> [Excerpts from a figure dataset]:
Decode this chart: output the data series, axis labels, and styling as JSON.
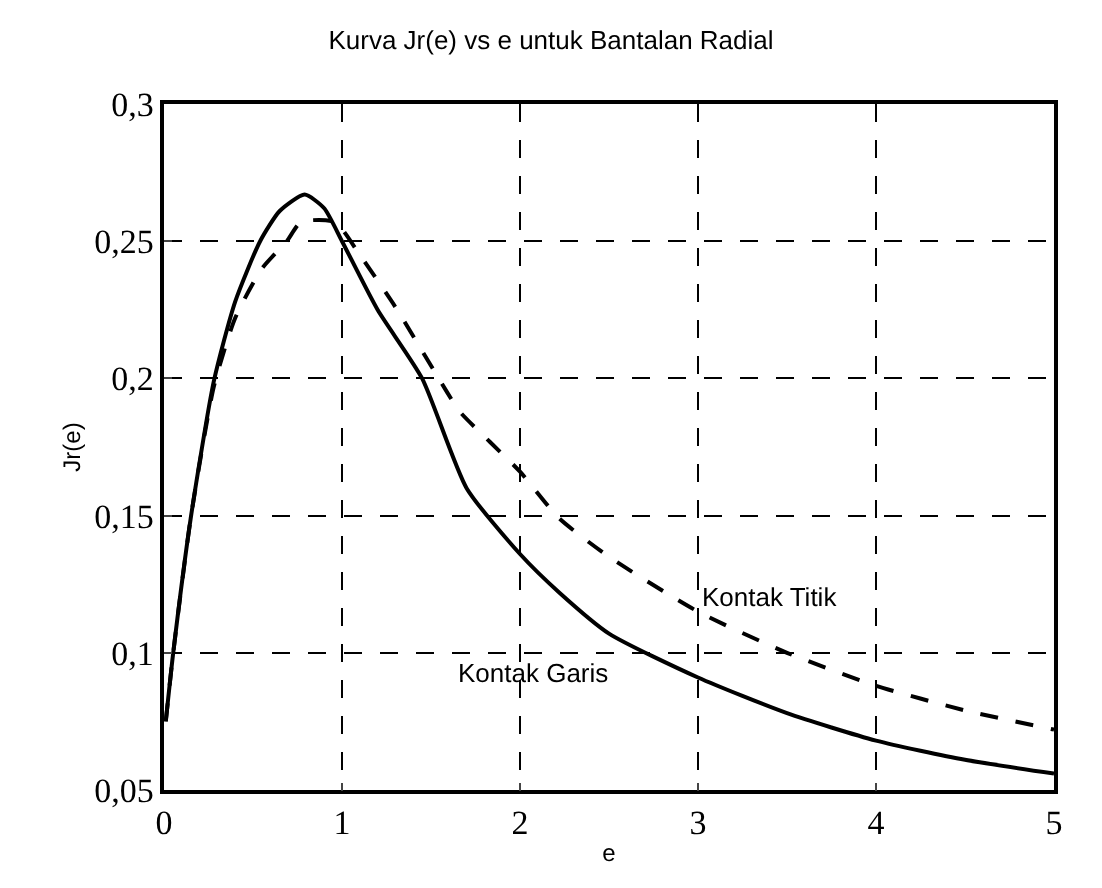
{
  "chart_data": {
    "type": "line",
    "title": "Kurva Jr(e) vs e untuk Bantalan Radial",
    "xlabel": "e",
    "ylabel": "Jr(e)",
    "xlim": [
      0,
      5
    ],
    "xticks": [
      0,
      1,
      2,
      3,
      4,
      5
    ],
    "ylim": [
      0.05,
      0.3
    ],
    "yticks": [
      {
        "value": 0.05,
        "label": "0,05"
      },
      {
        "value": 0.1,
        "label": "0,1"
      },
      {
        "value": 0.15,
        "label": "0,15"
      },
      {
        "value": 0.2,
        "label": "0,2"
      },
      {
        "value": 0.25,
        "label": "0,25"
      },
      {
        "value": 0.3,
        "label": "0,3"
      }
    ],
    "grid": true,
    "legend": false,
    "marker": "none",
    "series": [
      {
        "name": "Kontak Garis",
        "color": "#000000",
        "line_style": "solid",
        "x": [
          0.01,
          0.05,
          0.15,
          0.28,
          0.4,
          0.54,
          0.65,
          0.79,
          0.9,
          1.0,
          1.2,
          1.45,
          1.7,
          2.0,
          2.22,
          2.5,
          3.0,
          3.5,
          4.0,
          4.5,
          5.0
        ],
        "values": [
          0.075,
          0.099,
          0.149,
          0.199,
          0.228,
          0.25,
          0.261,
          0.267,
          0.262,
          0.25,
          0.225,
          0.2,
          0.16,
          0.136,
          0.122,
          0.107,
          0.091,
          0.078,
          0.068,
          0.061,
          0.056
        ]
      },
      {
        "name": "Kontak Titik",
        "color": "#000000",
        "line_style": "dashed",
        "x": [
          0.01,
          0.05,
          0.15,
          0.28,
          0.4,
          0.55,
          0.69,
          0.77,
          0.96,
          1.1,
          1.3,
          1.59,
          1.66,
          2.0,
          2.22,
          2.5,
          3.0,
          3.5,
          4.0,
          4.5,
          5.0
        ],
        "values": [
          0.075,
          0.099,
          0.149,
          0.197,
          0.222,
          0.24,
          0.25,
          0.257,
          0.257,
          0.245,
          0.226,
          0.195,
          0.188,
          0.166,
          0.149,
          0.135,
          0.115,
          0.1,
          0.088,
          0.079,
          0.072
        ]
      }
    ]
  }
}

> [Requirements]:
Reproduce the entries above word for word. Pictures stay out.

> [Solution to this problem]:
Decode this chart: output the data series, axis labels, and styling as JSON.
{
  "chart_data": {
    "type": "line",
    "title": "Kurva Jr(e) vs e untuk Bantalan Radial",
    "xlabel": "e",
    "ylabel": "Jr(e)",
    "xlim": [
      0,
      5
    ],
    "xticks": [
      0,
      1,
      2,
      3,
      4,
      5
    ],
    "ylim": [
      0.05,
      0.3
    ],
    "yticks": [
      {
        "value": 0.05,
        "label": "0,05"
      },
      {
        "value": 0.1,
        "label": "0,1"
      },
      {
        "value": 0.15,
        "label": "0,15"
      },
      {
        "value": 0.2,
        "label": "0,2"
      },
      {
        "value": 0.25,
        "label": "0,25"
      },
      {
        "value": 0.3,
        "label": "0,3"
      }
    ],
    "grid": true,
    "legend": false,
    "marker": "none",
    "series": [
      {
        "name": "Kontak Garis",
        "color": "#000000",
        "line_style": "solid",
        "x": [
          0.01,
          0.05,
          0.15,
          0.28,
          0.4,
          0.54,
          0.65,
          0.79,
          0.9,
          1.0,
          1.2,
          1.45,
          1.7,
          2.0,
          2.22,
          2.5,
          3.0,
          3.5,
          4.0,
          4.5,
          5.0
        ],
        "values": [
          0.075,
          0.099,
          0.149,
          0.199,
          0.228,
          0.25,
          0.261,
          0.267,
          0.262,
          0.25,
          0.225,
          0.2,
          0.16,
          0.136,
          0.122,
          0.107,
          0.091,
          0.078,
          0.068,
          0.061,
          0.056
        ]
      },
      {
        "name": "Kontak Titik",
        "color": "#000000",
        "line_style": "dashed",
        "x": [
          0.01,
          0.05,
          0.15,
          0.28,
          0.4,
          0.55,
          0.69,
          0.77,
          0.96,
          1.1,
          1.3,
          1.59,
          1.66,
          2.0,
          2.22,
          2.5,
          3.0,
          3.5,
          4.0,
          4.5,
          5.0
        ],
        "values": [
          0.075,
          0.099,
          0.149,
          0.197,
          0.222,
          0.24,
          0.25,
          0.257,
          0.257,
          0.245,
          0.226,
          0.195,
          0.188,
          0.166,
          0.149,
          0.135,
          0.115,
          0.1,
          0.088,
          0.079,
          0.072
        ]
      }
    ]
  }
}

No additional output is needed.